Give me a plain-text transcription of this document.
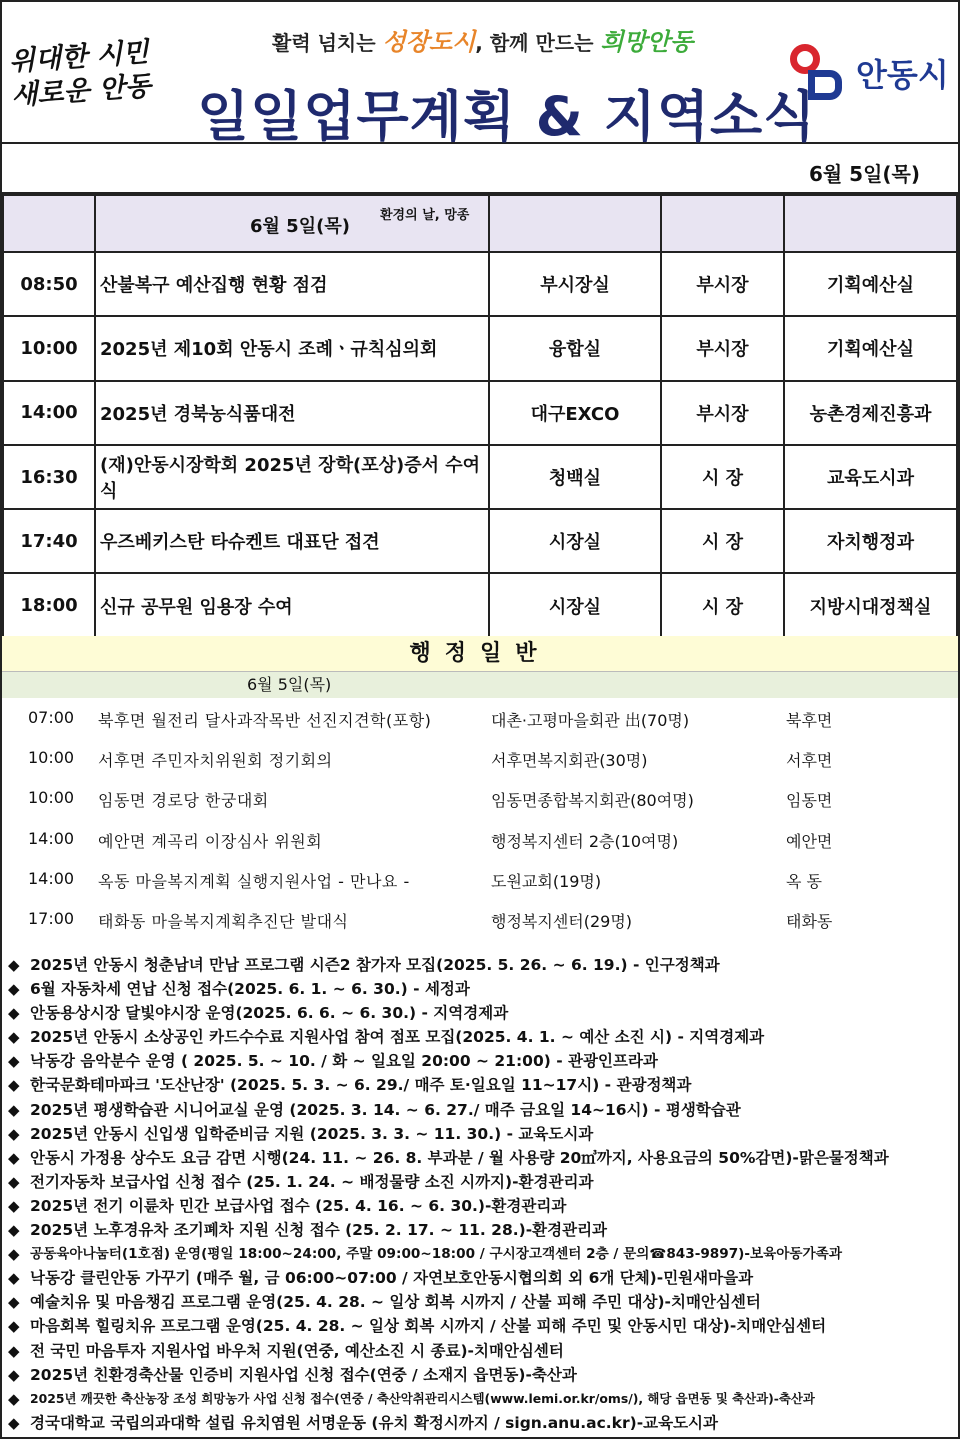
위대한 시민 새로운 안동
활력 넘치는 성장도시, 함께 만드는 희망안동
일일업무계획 & 지역소식
안동시
6월 5일(목)

	6월 5일(목)
환경의 날, 망종			

08:50	산불복구 예산집행 현황 점검	부시장실	부시장	기획예산실
10:00	2025년 제10회 안동시 조례ㆍ규칙심의회	융합실	부시장	기획예산실
14:00	2025년 경북농식품대전	대구EXCO	부시장	농촌경제진흥과
16:30	(재)안동시장학회 2025년 장학(포상)증서 수여식	청백실	시 장	교육도시과
17:40	우즈베키스탄 타슈켄트 대표단 접견	시장실	시 장	자치행정과
18:00	신규 공무원 임용장 수여	시장실	시 장	지방시대정책실
행정일반
6월 5일(목)
07:00 북후면 월전리 달사과작목반 선진지견학(포항)	대촌·고평마을회관 出(70명)	북후면
10:00 서후면 주민자치위원회 정기회의	서후면복지회관(30명)	서후면
10:00 임동면 경로당 한궁대회	임동면종합복지회관(80여명)	임동면
14:00 예안면 계곡리 이장심사 위원회	행정복지센터 2층(10여명)	예안면
14:00 옥동 마을복지계획 실행지원사업 - 만나요 -	도원교회(19명)	옥 동
17:00 태화동 마을복지계획추진단 발대식	행정복지센터(29명)	태화동
◆ 2025년 안동시 청춘남녀 만남 프로그램 시즌2 참가자 모집(2025. 5. 26. ~ 6. 19.) - 인구정책과
◆ 6월 자동차세 연납 신청 접수(2025. 6. 1. ~ 6. 30.) - 세정과
◆ 안동용상시장 달빛야시장 운영(2025. 6. 6. ~ 6. 30.) - 지역경제과
◆ 2025년 안동시 소상공인 카드수수료 지원사업 참여 점포 모집(2025. 4. 1. ~ 예산 소진 시) - 지역경제과
◆ 낙동강 음악분수 운영 ( 2025. 5. ~ 10. / 화 ~ 일요일 20:00 ~ 21:00) - 관광인프라과
◆ 한국문화테마파크 '도산난장' (2025. 5. 3. ~ 6. 29./ 매주 토·일요일 11~17시) - 관광정책과
◆ 2025년 평생학습관 시니어교실 운영 (2025. 3. 14. ~ 6. 27./ 매주 금요일 14~16시) - 평생학습관
◆ 2025년 안동시 신입생 입학준비금 지원 (2025. 3. 3. ~ 11. 30.) - 교육도시과
◆ 안동시 가정용 상수도 요금 감면 시행(24. 11. ~ 26. 8. 부과분 / 월 사용량 20㎥까지, 사용요금의 50%감면)-맑은물정책과
◆ 전기자동차 보급사업 신청 접수 (25. 1. 24. ~ 배정물량 소진 시까지)-환경관리과
◆ 2025년 전기 이륜차 민간 보급사업 접수 (25. 4. 16. ~ 6. 30.)-환경관리과
◆ 2025년 노후경유차 조기폐차 지원 신청 접수 (25. 2. 17. ~ 11. 28.)-환경관리과
◆ 공동육아나눔터(1호점) 운영(평일 18:00~24:00, 주말 09:00~18:00 / 구시장고객센터 2층 / 문의☎843-9897)-보육아동가족과
◆ 낙동강 클린안동 가꾸기 (매주 월, 금 06:00~07:00 / 자연보호안동시협의회 외 6개 단체)-민원새마을과
◆ 예술치유 및 마음챙김 프로그램 운영(25. 4. 28. ~ 일상 회복 시까지 / 산불 피해 주민 대상)-치매안심센터
◆ 마음회복 힐링치유 프로그램 운영(25. 4. 28. ~ 일상 회복 시까지 / 산불 피해 주민 및 안동시민 대상)-치매안심센터
◆ 전 국민 마음투자 지원사업 바우처 지원(연중, 예산소진 시 종료)-치매안심센터
◆ 2025년 친환경축산물 인증비 지원사업 신청 접수(연중 / 소재지 읍면동)-축산과
◆ 2025년 깨끗한 축산농장 조성 희망농가 사업 신청 접수(연중 / 축산악취관리시스템(www.lemi.or.kr/oms/), 해당 읍면동 및 축산과)-축산과
◆ 경국대학교 국립의과대학 설립 유치염원 서명운동 (유치 확정시까지 / sign.anu.ac.kr)-교육도시과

*WRITTEN TASK*.
All lines holding the word "환경관리과" should be picked out and copied.

*SOLVED EXERCISE*.
◆ 전기자동차 보급사업 신청 접수 (25. 1. 24. ~ 배정물량 소진 시까지)-환경관리과
◆ 2025년 전기 이륜차 민간 보급사업 접수 (25. 4. 16. ~ 6. 30.)-환경관리과
◆ 2025년 노후경유차 조기폐차 지원 신청 접수 (25. 2. 17. ~ 11. 28.)-환경관리과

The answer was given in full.